Item position entries:
---------------
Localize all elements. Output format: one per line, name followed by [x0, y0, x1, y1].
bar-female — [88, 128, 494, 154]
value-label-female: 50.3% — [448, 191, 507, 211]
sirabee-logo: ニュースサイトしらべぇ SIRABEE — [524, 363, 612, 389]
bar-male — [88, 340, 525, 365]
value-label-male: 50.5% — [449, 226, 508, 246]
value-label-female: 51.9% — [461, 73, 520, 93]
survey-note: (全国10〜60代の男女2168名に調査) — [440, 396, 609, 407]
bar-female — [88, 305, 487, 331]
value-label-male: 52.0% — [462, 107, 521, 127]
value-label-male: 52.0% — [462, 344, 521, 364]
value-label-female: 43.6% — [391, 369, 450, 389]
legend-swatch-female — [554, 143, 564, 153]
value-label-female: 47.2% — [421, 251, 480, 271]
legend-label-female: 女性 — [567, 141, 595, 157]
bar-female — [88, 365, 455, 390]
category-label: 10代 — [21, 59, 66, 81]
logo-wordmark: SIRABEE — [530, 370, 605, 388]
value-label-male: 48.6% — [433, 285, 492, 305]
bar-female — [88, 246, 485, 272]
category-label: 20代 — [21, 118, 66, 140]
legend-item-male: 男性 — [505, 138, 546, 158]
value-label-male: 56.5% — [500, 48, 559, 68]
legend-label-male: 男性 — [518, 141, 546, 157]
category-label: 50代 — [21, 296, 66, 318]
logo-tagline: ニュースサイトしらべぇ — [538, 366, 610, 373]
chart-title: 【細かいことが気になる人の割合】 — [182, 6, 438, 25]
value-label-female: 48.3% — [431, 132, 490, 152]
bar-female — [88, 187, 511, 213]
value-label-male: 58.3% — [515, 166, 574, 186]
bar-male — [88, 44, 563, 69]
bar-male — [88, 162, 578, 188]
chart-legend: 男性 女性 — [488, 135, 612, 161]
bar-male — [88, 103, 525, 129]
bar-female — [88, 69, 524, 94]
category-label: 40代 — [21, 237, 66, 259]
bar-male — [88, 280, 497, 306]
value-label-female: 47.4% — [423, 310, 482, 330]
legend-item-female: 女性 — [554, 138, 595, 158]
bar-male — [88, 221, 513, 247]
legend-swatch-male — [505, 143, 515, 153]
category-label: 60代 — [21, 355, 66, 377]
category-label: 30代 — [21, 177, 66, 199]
---------------
Set task — Rewrite the items above, switching every occurrence of "category-label" to "age-group-label" and leaving everything else unchanged.

Solved exercise —
Localize all elements. Output format: one per line, name followed by [x0, y0, x1, y1].
bar-female — [88, 128, 494, 154]
value-label-female: 50.3% — [448, 191, 507, 211]
sirabee-logo: ニュースサイトしらべぇ SIRABEE — [524, 363, 612, 389]
bar-male — [88, 340, 525, 365]
value-label-male: 50.5% — [449, 226, 508, 246]
value-label-female: 51.9% — [461, 73, 520, 93]
survey-note: (全国10〜60代の男女2168名に調査) — [440, 396, 609, 407]
bar-female — [88, 305, 487, 331]
value-label-male: 52.0% — [462, 107, 521, 127]
value-label-male: 52.0% — [462, 344, 521, 364]
value-label-female: 43.6% — [391, 369, 450, 389]
legend-swatch-female — [554, 143, 564, 153]
value-label-female: 47.2% — [421, 251, 480, 271]
legend-label-female: 女性 — [567, 141, 595, 157]
bar-female — [88, 365, 455, 390]
age-group-label: 10代 — [21, 59, 66, 81]
logo-wordmark: SIRABEE — [530, 370, 605, 388]
value-label-male: 48.6% — [433, 285, 492, 305]
bar-female — [88, 246, 485, 272]
age-group-label: 20代 — [21, 118, 66, 140]
legend-item-male: 男性 — [505, 138, 546, 158]
value-label-male: 56.5% — [500, 48, 559, 68]
legend-label-male: 男性 — [518, 141, 546, 157]
age-group-label: 50代 — [21, 296, 66, 318]
logo-tagline: ニュースサイトしらべぇ — [538, 366, 610, 373]
chart-title: 【細かいことが気になる人の割合】 — [182, 6, 438, 25]
value-label-female: 48.3% — [431, 132, 490, 152]
bar-female — [88, 187, 511, 213]
value-label-male: 58.3% — [515, 166, 574, 186]
bar-male — [88, 44, 563, 69]
bar-male — [88, 162, 578, 188]
chart-legend: 男性 女性 — [488, 135, 612, 161]
bar-male — [88, 103, 525, 129]
bar-female — [88, 69, 524, 94]
age-group-label: 40代 — [21, 237, 66, 259]
bar-male — [88, 280, 497, 306]
value-label-female: 47.4% — [423, 310, 482, 330]
legend-item-female: 女性 — [554, 138, 595, 158]
bar-male — [88, 221, 513, 247]
legend-swatch-male — [505, 143, 515, 153]
age-group-label: 60代 — [21, 355, 66, 377]
age-group-label: 30代 — [21, 177, 66, 199]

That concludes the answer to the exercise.